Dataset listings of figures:
_ _ _ _ _ _ _
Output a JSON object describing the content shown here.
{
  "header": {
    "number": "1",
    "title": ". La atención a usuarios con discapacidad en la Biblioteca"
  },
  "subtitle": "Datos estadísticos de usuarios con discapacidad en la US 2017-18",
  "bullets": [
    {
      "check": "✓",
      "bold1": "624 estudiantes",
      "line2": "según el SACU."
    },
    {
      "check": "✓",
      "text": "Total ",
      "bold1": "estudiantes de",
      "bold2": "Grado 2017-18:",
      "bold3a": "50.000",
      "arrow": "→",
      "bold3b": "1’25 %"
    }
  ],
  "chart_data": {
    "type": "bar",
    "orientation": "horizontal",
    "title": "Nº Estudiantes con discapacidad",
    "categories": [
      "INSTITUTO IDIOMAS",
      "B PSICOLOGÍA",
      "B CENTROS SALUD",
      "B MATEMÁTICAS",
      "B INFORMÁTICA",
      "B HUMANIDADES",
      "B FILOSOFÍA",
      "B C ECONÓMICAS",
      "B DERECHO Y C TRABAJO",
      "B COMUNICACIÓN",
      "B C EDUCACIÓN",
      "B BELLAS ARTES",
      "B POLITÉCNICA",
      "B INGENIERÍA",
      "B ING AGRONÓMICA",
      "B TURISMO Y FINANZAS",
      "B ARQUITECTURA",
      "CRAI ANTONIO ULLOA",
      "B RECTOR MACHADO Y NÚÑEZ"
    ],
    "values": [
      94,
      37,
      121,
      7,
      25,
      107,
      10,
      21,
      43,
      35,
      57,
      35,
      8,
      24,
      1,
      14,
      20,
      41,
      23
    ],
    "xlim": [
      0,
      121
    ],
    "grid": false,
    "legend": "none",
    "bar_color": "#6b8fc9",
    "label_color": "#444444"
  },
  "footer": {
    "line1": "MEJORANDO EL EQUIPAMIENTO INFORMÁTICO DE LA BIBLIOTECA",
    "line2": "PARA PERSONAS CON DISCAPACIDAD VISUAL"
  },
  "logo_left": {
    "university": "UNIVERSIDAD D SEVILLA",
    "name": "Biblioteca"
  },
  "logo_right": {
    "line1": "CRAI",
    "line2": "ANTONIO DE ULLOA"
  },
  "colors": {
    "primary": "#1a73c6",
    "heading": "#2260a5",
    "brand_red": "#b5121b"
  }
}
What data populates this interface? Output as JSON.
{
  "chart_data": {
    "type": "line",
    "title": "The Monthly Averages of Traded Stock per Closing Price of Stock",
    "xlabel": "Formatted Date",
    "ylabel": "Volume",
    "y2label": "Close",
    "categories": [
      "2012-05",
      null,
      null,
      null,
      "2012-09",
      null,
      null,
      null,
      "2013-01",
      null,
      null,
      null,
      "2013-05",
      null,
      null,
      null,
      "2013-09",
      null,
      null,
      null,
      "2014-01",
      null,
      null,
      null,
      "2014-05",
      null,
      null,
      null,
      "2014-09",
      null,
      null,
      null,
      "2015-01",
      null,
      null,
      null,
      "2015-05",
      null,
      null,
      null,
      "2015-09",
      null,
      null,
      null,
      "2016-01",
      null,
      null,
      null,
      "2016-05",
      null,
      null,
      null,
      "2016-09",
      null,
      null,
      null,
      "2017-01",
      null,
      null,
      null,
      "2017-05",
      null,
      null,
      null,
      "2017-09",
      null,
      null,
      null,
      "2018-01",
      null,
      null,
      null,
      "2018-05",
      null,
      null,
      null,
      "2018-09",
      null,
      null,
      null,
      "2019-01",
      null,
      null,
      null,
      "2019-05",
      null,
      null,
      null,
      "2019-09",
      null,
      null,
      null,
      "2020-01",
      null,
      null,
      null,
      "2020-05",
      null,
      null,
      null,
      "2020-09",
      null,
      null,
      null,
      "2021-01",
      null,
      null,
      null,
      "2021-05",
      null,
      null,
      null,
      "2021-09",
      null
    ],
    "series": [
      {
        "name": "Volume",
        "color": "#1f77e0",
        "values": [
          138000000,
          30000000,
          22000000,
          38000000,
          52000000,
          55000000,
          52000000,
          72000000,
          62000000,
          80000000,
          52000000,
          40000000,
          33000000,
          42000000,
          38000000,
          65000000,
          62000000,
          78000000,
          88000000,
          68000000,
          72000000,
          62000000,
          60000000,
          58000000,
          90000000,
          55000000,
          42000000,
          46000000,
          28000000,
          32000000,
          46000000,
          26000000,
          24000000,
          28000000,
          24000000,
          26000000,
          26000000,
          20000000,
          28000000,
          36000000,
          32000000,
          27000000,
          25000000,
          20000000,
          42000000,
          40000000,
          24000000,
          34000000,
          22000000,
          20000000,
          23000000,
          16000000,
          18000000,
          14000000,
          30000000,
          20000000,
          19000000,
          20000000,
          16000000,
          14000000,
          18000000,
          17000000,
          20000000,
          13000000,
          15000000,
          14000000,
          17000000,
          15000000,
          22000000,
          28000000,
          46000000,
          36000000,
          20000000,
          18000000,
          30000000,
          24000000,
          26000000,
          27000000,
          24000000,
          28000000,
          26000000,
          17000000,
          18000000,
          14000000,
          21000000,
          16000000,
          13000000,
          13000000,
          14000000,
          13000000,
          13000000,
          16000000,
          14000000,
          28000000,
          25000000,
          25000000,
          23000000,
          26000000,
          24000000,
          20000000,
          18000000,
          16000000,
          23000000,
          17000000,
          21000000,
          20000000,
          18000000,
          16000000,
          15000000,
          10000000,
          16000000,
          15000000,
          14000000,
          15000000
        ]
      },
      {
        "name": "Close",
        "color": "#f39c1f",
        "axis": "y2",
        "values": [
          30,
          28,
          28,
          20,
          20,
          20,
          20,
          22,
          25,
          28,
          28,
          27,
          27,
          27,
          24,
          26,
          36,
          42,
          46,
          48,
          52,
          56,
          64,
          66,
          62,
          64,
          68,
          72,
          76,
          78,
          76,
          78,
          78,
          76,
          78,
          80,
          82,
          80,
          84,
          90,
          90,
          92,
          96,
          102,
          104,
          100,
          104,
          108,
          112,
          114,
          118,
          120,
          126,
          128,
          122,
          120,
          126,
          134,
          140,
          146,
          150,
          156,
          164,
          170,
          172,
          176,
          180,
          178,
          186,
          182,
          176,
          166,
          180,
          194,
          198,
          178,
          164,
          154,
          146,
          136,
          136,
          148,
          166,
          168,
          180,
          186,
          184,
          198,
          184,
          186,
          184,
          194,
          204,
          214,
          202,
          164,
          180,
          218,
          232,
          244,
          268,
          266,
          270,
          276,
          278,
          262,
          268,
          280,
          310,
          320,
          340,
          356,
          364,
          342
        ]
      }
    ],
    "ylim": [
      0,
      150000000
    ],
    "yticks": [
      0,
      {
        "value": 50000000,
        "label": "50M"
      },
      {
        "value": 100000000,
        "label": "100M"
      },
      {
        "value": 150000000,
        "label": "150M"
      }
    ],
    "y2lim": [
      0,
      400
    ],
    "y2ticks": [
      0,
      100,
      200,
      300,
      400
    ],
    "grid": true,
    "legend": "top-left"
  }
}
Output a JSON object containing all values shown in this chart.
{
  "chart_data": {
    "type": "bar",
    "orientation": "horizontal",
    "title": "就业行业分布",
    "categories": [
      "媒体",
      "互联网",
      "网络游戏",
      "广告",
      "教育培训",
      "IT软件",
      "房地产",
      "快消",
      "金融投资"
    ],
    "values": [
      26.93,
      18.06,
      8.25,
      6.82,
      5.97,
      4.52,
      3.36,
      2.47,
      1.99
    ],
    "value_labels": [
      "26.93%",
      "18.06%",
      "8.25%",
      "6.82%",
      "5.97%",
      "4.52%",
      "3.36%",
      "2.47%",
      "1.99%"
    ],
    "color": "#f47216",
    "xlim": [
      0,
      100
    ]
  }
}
_ _ _ _ _ _ _
§ **Given task**
Within the listing, how many lines hold the word "JSON"? Only the number is to be given.

§ **The answer**
3